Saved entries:
╭──
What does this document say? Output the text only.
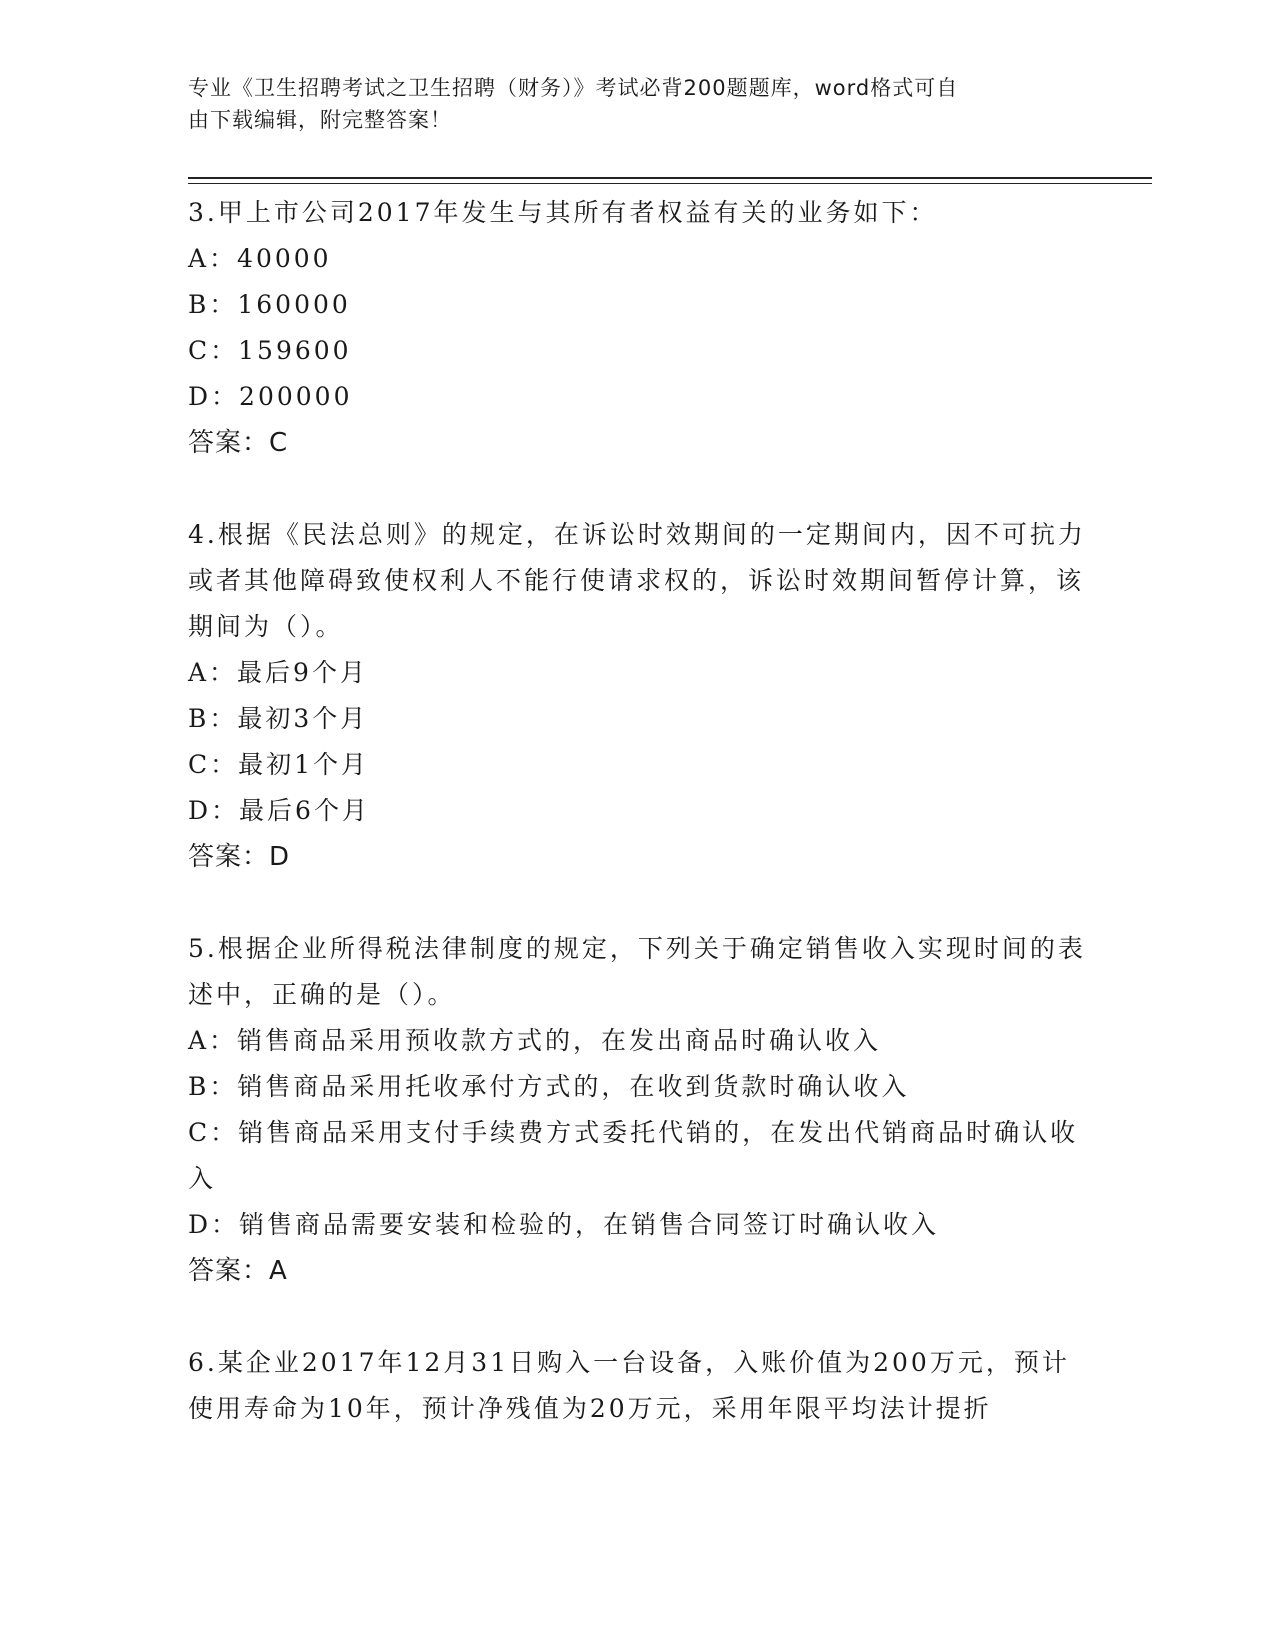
专业《卫生招聘考试之卫生招聘（财务）》考试必背200题题库，word格式可自
由下载编辑，附完整答案！

3.甲上市公司2017年发生与其所有者权益有关的业务如下：

A：40000

B：160000

C：159600

D：200000

答案：C

4.根据《民法总则》的规定，在诉讼时效期间的一定期间内，因不可抗力或者其他障碍致使权利人不能行使请求权的，诉讼时效期间暂停计算，该期间为（）。

A：最后9个月

B：最初3个月

C：最初1个月

D：最后6个月

答案：D

5.根据企业所得税法律制度的规定，下列关于确定销售收入实现时间的表述中，正确的是（）。

A：销售商品采用预收款方式的，在发出商品时确认收入

B：销售商品采用托收承付方式的，在收到货款时确认收入

C：销售商品采用支付手续费方式委托代销的，在发出代销商品时确认收入

D：销售商品需要安装和检验的，在销售合同签订时确认收入

答案：A

6.某企业2017年12月31日购入一台设备，入账价值为200万元，预计使用寿命为10年，预计净残值为20万元，采用年限平均法计提折
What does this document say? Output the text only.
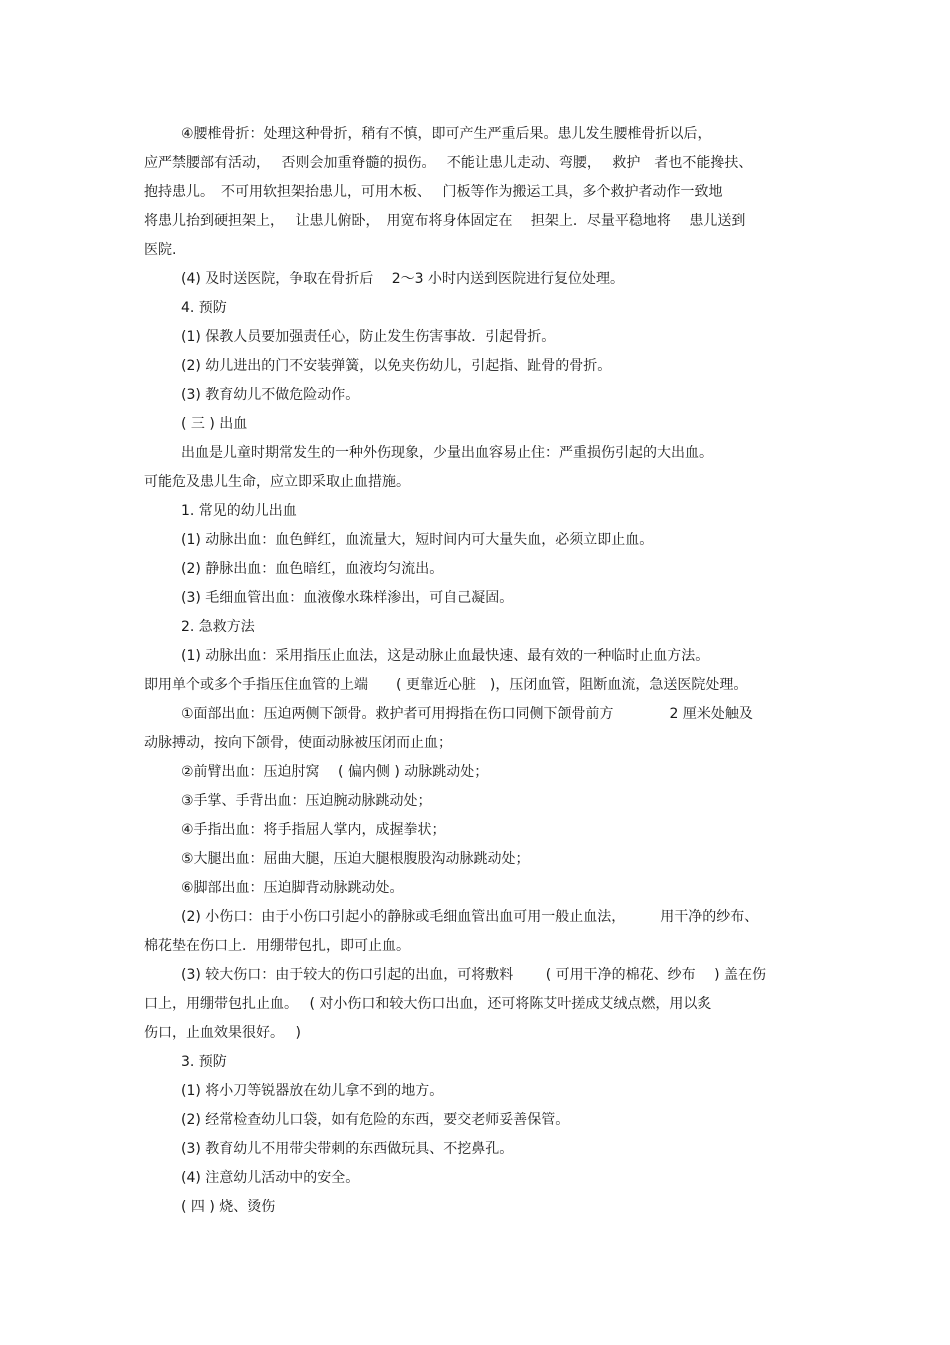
④腰椎骨折：处理这种骨折，稍有不慎，即可产生严重后果。患儿发生腰椎骨折以后，
应严禁腰部有活动，　 否则会加重脊髓的损伤。　 不能让患儿走动、弯腰，　 救护　者也不能搀扶、
抱持患儿。　不可用软担架抬患儿，可用木板、　 门板等作为搬运工具，多个救护者动作一致地
将患儿抬到硬担架上，　 让患儿俯卧，　用宽布将身体固定在　 担架上．尽量平稳地将　 患儿送到
医院.
(4) 及时送医院，争取在骨折后　 2～3 小时内送到医院进行复位处理。
4. 预防
(1) 保教人员要加强责任心，防止发生伤害事故．引起骨折。
(2) 幼儿进出的门不安装弹簧，以免夹伤幼儿，引起指、趾骨的骨折。
(3) 教育幼儿不做危险动作。
( 三 ) 出血
出血是儿童时期常发生的一种外伤现象，少量出血容易止住：严重损伤引起的大出血。
可能危及患儿生命，应立即采取止血措施。
1. 常见的幼儿出血
(1) 动脉出血：血色鲜红，血流量大，短时间内可大量失血，必须立即止血。
(2) 静脉出血：血色暗红，血液均匀流出。
(3) 毛细血管出血：血液像水珠样渗出，可自己凝固。
2. 急救方法
(1) 动脉出血：采用指压止血法，这是动脉止血最快速、最有效的一种临时止血方法。
即用单个或多个手指压住血管的上端　　( 更靠近心脏　)，压闭血管，阻断血流，急送医院处理。
①面部出血：压迫两侧下颌骨。救护者可用拇指在伤口同侧下颌骨前方　　　　2 厘米处触及
动脉搏动，按向下颌骨，使面动脉被压闭而止血；
②前臂出血：压迫肘窝　 ( 偏内侧 ) 动脉跳动处；
③手掌、手背出血：压迫腕动脉跳动处；
④手指出血：将手指屈人掌内，成握拳状；
⑤大腿出血：屈曲大腿，压迫大腿根腹股沟动脉跳动处；
⑥脚部出血：压迫脚背动脉跳动处。
(2) 小伤口：由于小伤口引起小的静脉或毛细血管出血可用一般止血法，　　　用干净的纱布、
棉花垫在伤口上．用绷带包扎，即可止血。
(3) 较大伤口：由于较大的伤口引起的出血，可将敷料　　 ( 可用干净的棉花、纱布　 ) 盖在伤
口上，用绷带包扎止血。　 ( 对小伤口和较大伤口出血，还可将陈艾叶搓成艾绒点燃，用以炙
伤口，止血效果很好。　 )
3. 预防
(1) 将小刀等锐器放在幼儿拿不到的地方。
(2) 经常检查幼儿口袋，如有危险的东西，要交老师妥善保管。
(3) 教育幼儿不用带尖带刺的东西做玩具、不挖鼻孔。
(4) 注意幼儿活动中的安全。
( 四 ) 烧、烫伤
╰──
EXERCISE REQUIREMENTS = Looking at the records above, work out how many lines include the word "动脉出血", then give that number by itself.

RESULT FOR THIS EXERCISE = 2